== Task details ==
Examine each line of the data. Copy those that contain the string "este".

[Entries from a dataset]
========================================

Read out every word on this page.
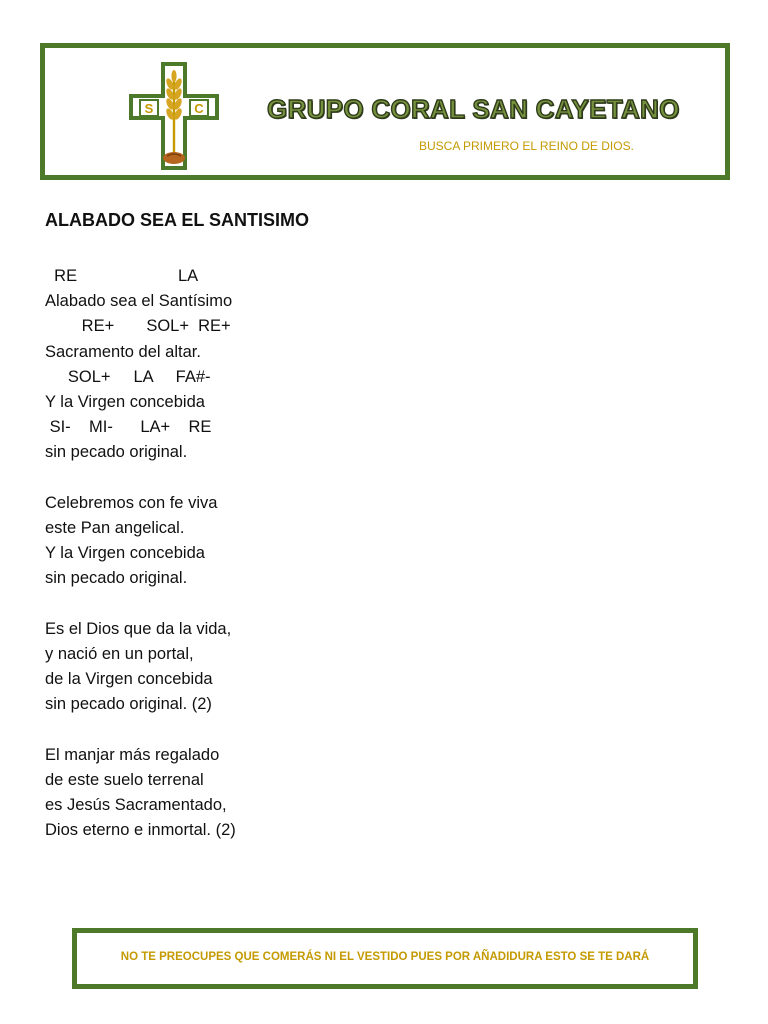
S	C GRUPO CORAL SAN CAYETANO
BUSCA PRIMERO EL REINO DE DIOS.
ALABADO SEA EL SANTISIMO
RE                      LA
Alabado sea el Santísimo
RE+       SOL+  RE+
Sacramento del altar.
SOL+     LA     FA#-
Y la Virgen concebida
SI-    MI-      LA+    RE
sin pecado original.
Celebremos con fe viva
este Pan angelical.
Y la Virgen concebida
sin pecado original.
Es el Dios que da la vida,
y nació en un portal,
de la Virgen concebida
sin pecado original. (2)
El manjar más regalado
de este suelo terrenal
es Jesús Sacramentado,
Dios eterno e inmortal. (2)
NO TE PREOCUPES QUE COMERÁS NI EL VESTIDO PUES POR AÑADIDURA ESTO SE TE DARÁ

========================================

== The solution ==
este Pan angelical.
de este suelo terrenal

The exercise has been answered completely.